Report each line of the data that has "this" somewhere in it.

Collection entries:
################

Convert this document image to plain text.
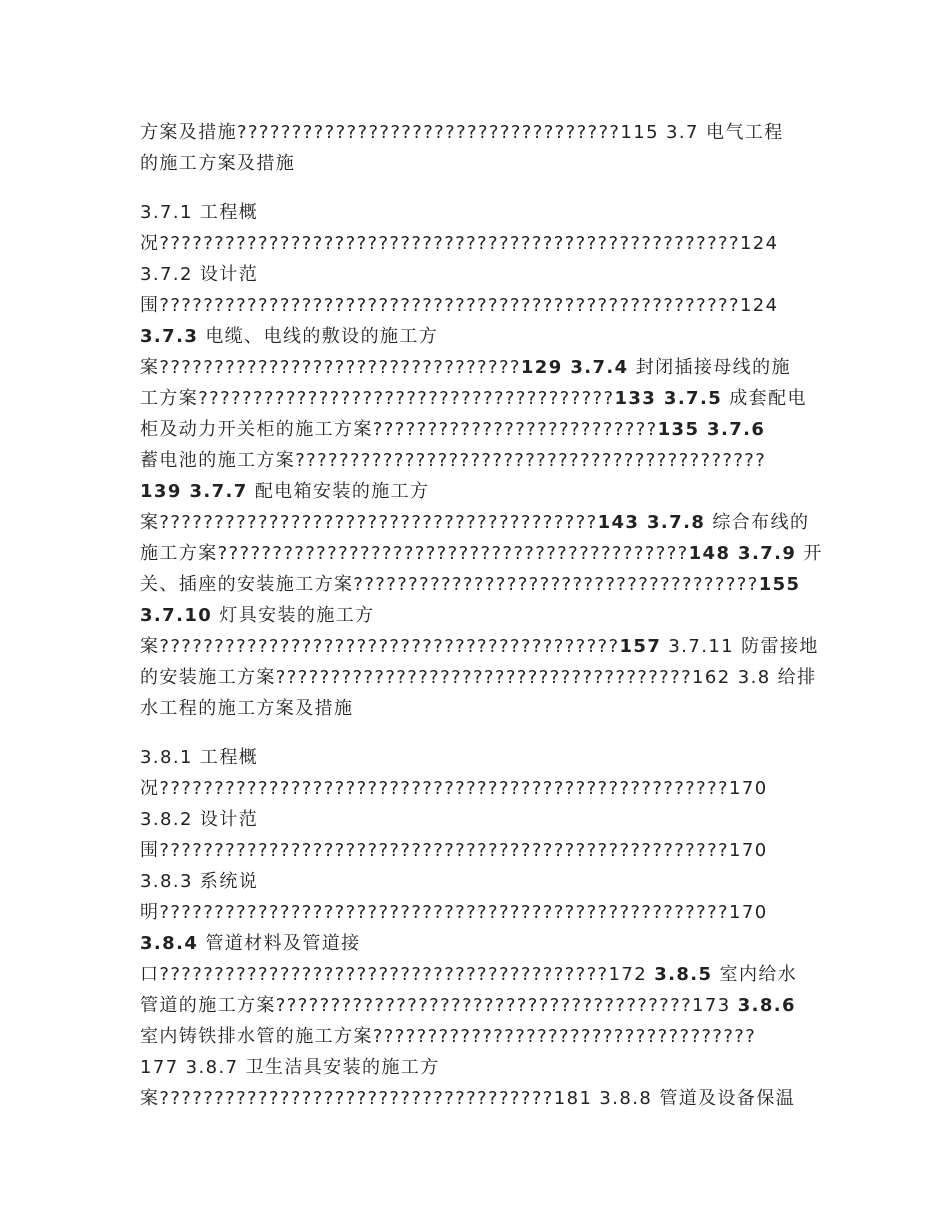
方案及措施???????????????????????????????????115 3.7 电气工程
的施工方案及措施
3.7.1 工程概
况?????????????????????????????????????????????????????124
3.7.2 设计范
围?????????????????????????????????????????????????????124
3.7.3 电缆、电线的敷设的施工方
案?????????????????????????????????129 3.7.4 封闭插接母线的施
工方案??????????????????????????????????????133 3.7.5 成套配电
柜及动力开关柜的施工方案??????????????????????????135 3.7.6
蓄电池的施工方案???????????????????????????????????????????
139 3.7.7 配电箱安装的施工方
案????????????????????????????????????????143 3.7.8 综合布线的
施工方案???????????????????????????????????????????148 3.7.9 开
关、插座的安装施工方案?????????????????????????????????????155
3.7.10 灯具安装的施工方
案??????????????????????????????????????????157 3.7.11 防雷接地
的安装施工方案??????????????????????????????????????162 3.8 给排
水工程的施工方案及措施
3.8.1 工程概
况????????????????????????????????????????????????????170
3.8.2 设计范
围????????????????????????????????????????????????????170
3.8.3 系统说
明????????????????????????????????????????????????????170
3.8.4 管道材料及管道接
口?????????????????????????????????????????172 3.8.5 室内给水
管道的施工方案??????????????????????????????????????173 3.8.6
室内铸铁排水管的施工方案???????????????????????????????????
177 3.8.7 卫生洁具安装的施工方
案????????????????????????????????????181 3.8.8 管道及设备保温
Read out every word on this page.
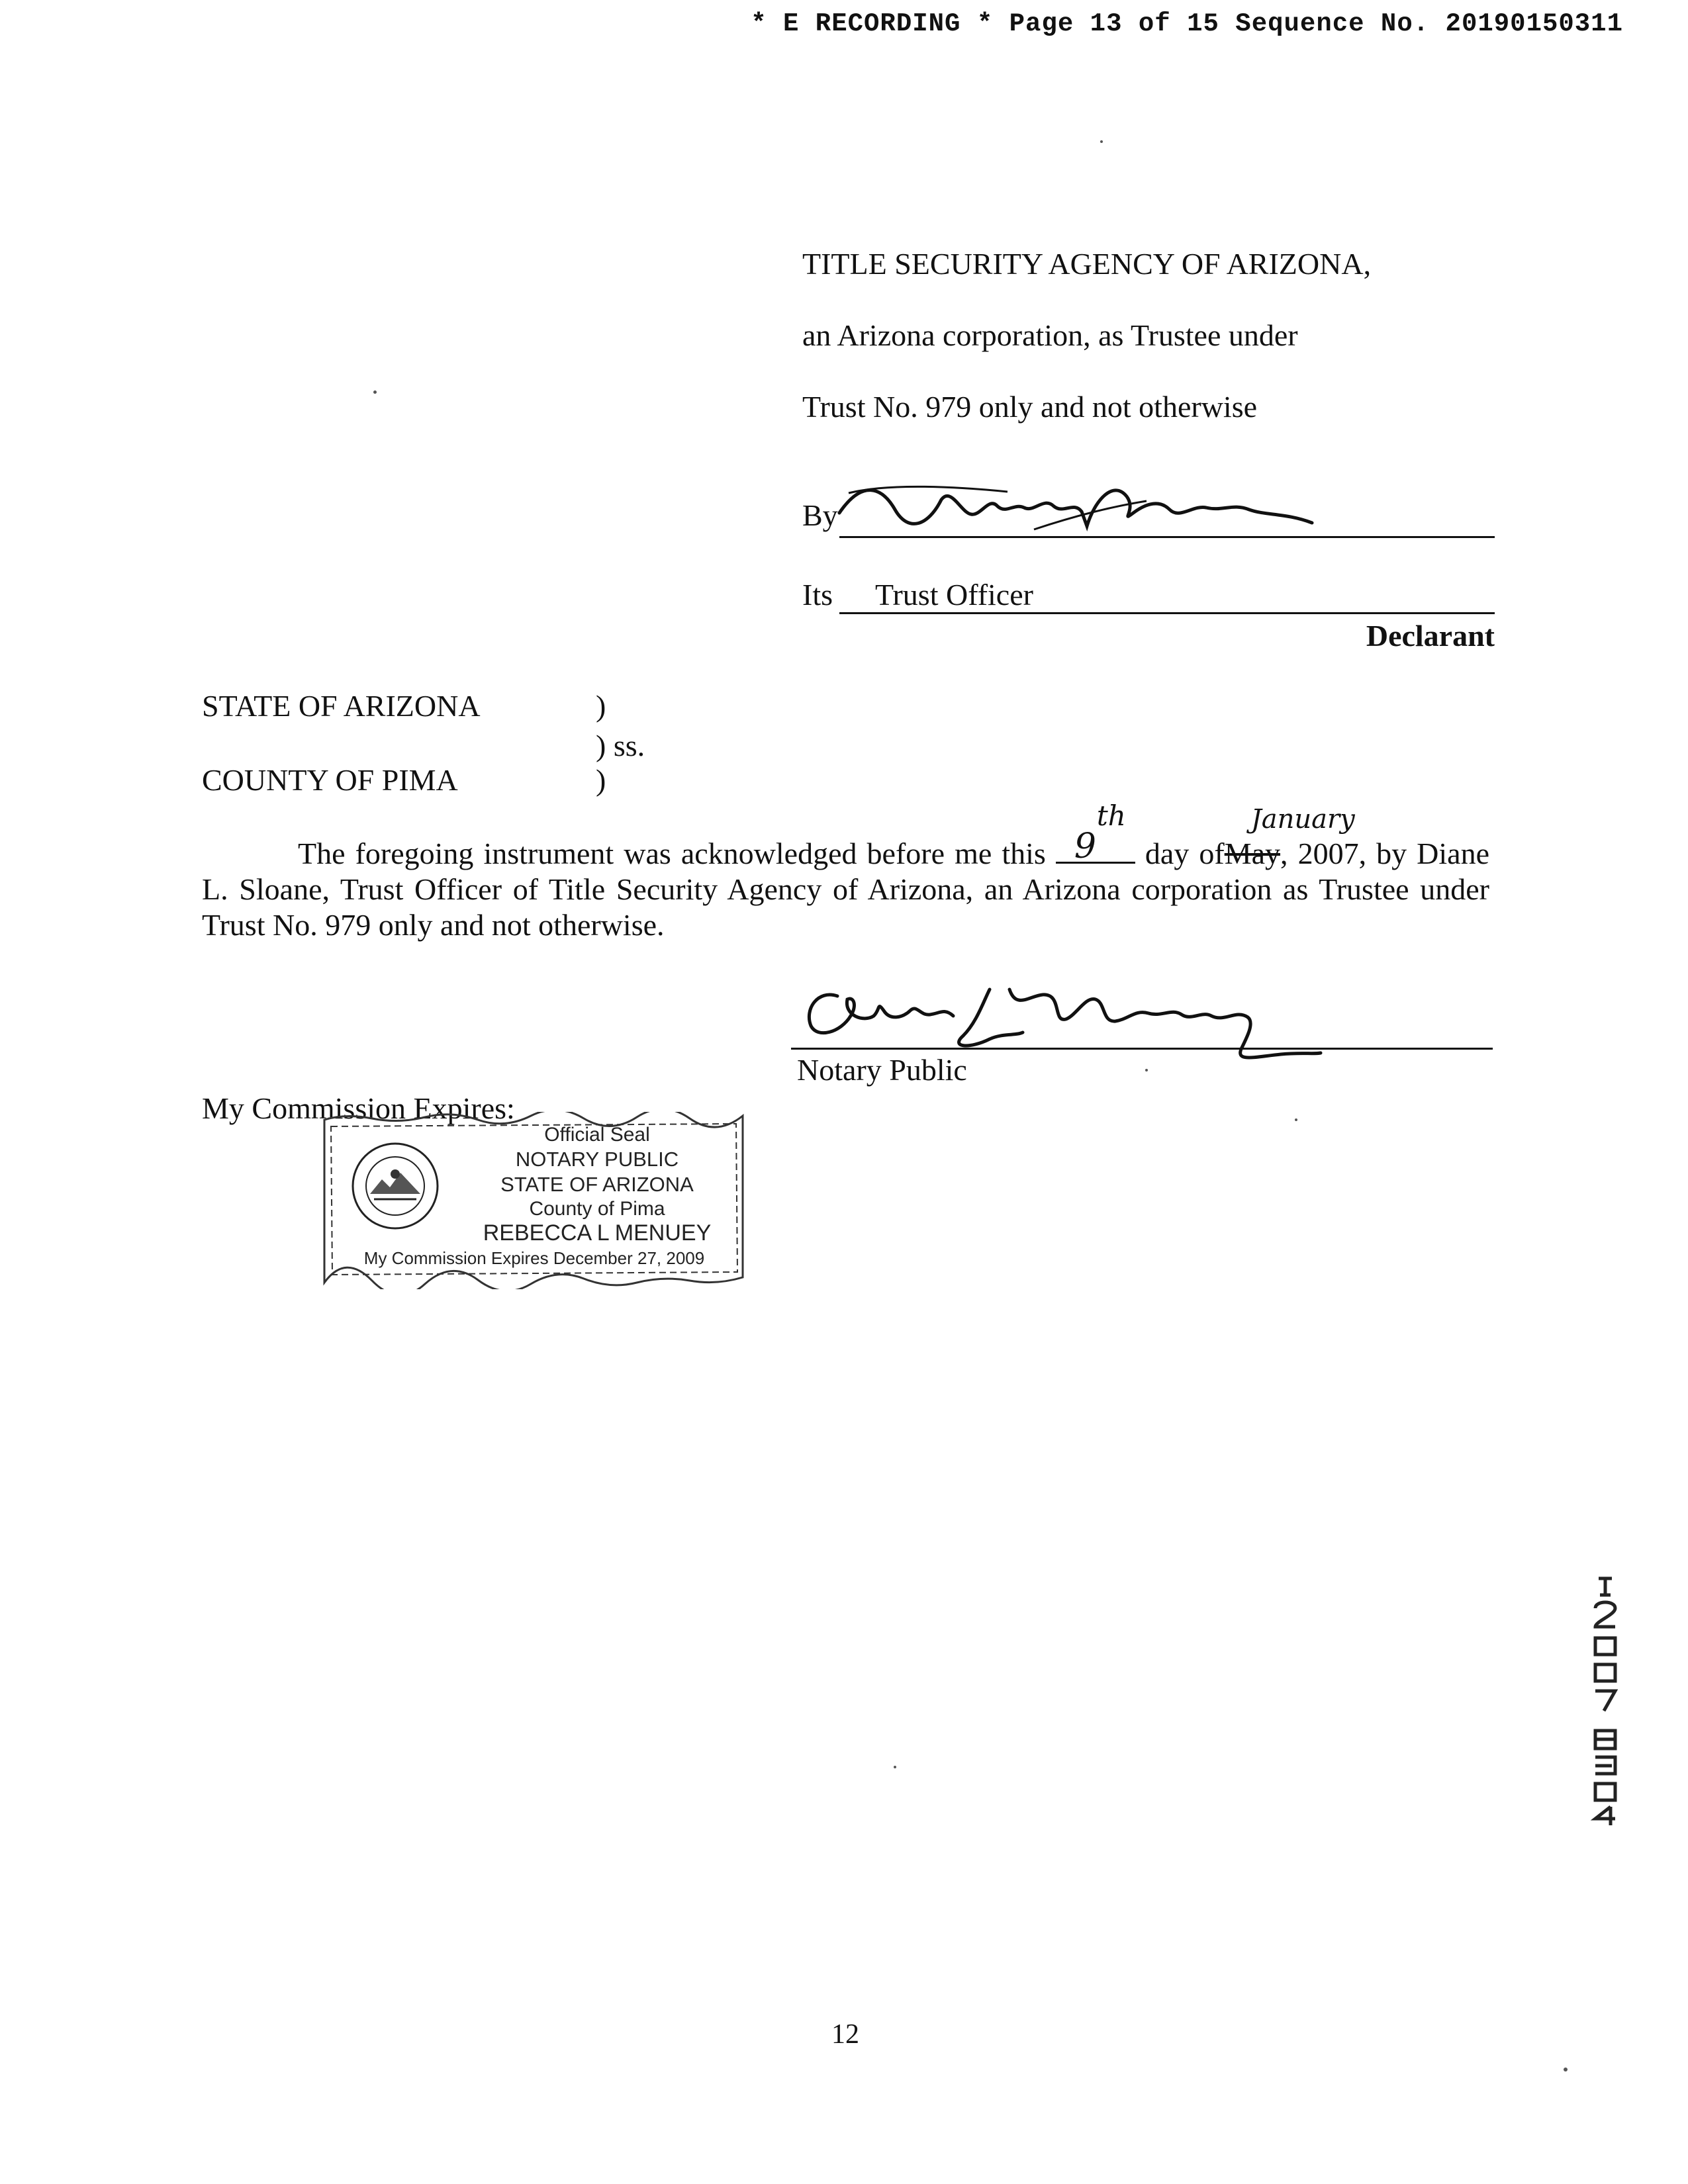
* E RECORDING * Page 13 of 15 Sequence No. 20190150311
TITLE SECURITY AGENCY OF ARIZONA,
an Arizona corporation, as Trustee under
Trust No. 979 only and not otherwise
By
Its Trust Officer
Declarant
STATE OF ARIZONA	)
) ss.
COUNTY OF PIMA	)
The foregoing instrument was acknowledged before me this 9
th
day ofMay
January
, 2007, by Diane L. Sloane, Trust Officer of Title Security Agency of Arizona, an Arizona corporation as Trustee under Trust No. 979 only and not otherwise.
Notary Public
My Commission Expires:
Official Seal
NOTARY PUBLIC
STATE OF ARIZONA
County of Pima
REBECCA L MENUEY
My Commission Expires December 27, 2009
12
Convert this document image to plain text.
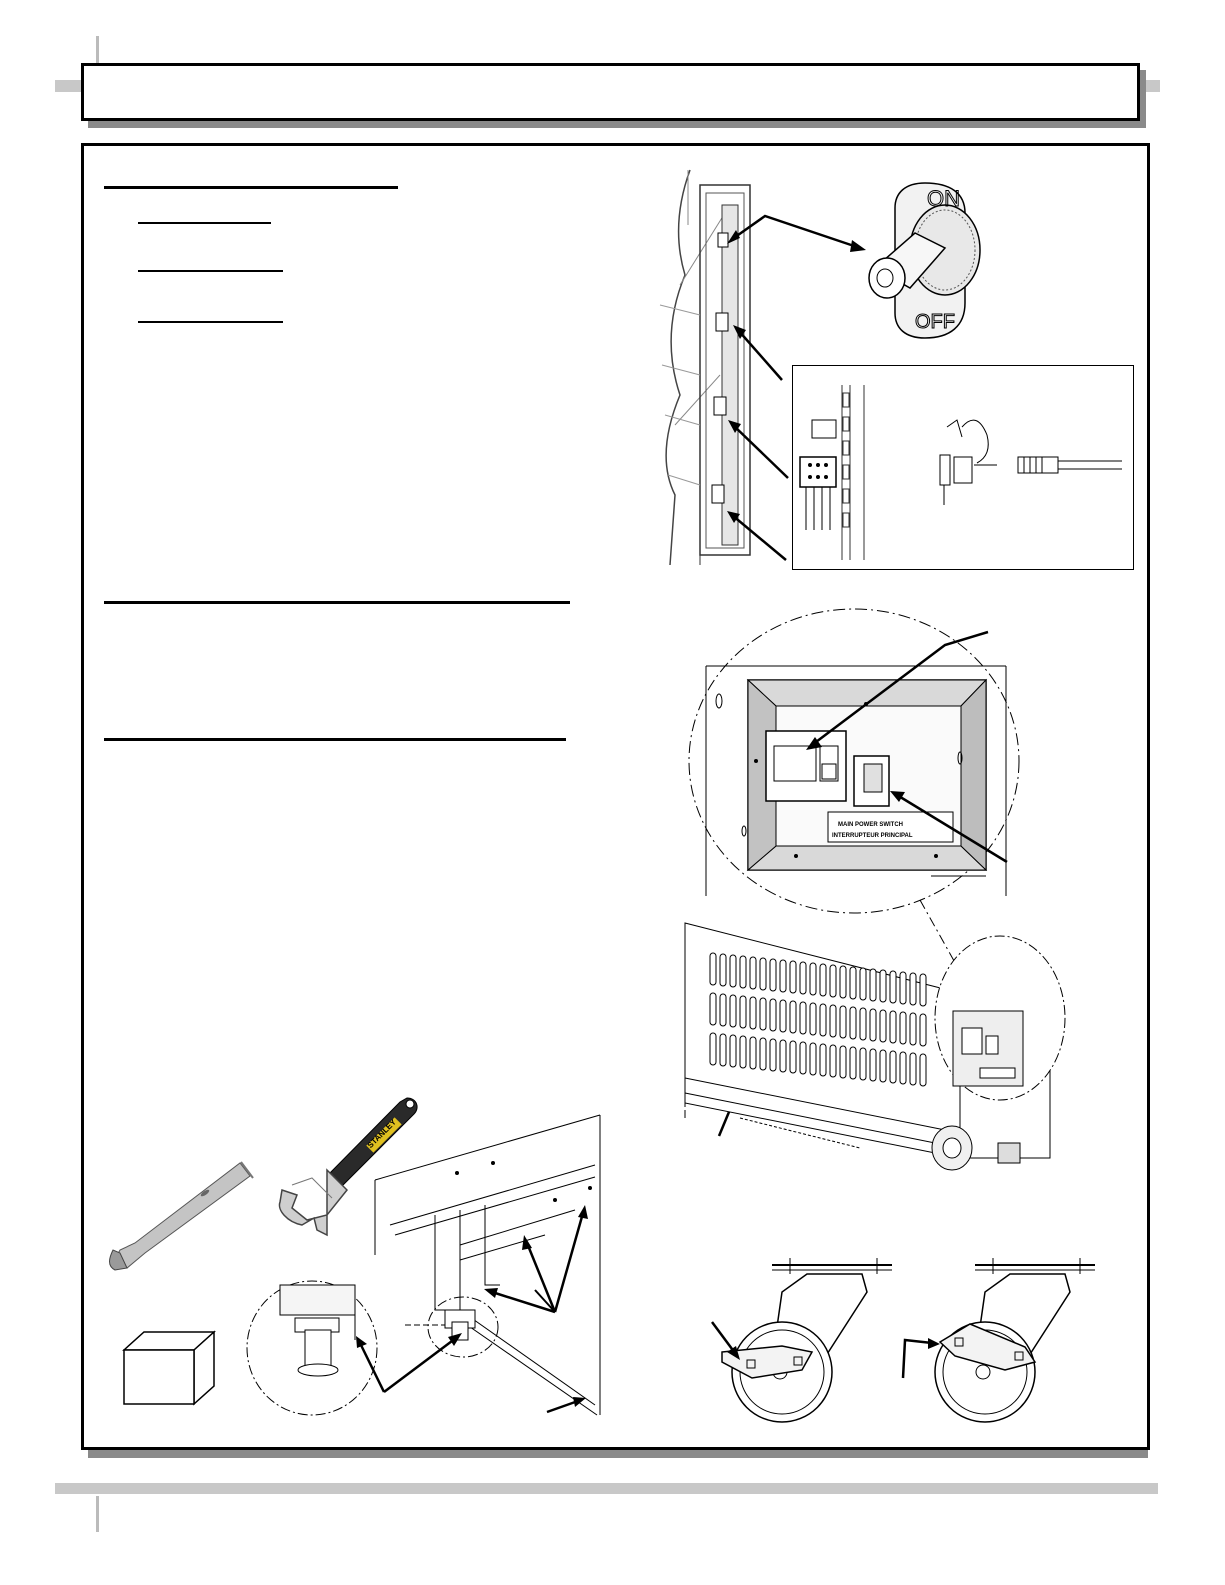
ON
OFF
MAIN POWER SWITCH
INTERRUPTEUR PRINCIPAL
STANLEY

################

• Exercise response:
Convert this document image to plain text.
Read out every word on this page.
The foregoing instrument was acknowledged before me this 9
Convert this document image to plain text.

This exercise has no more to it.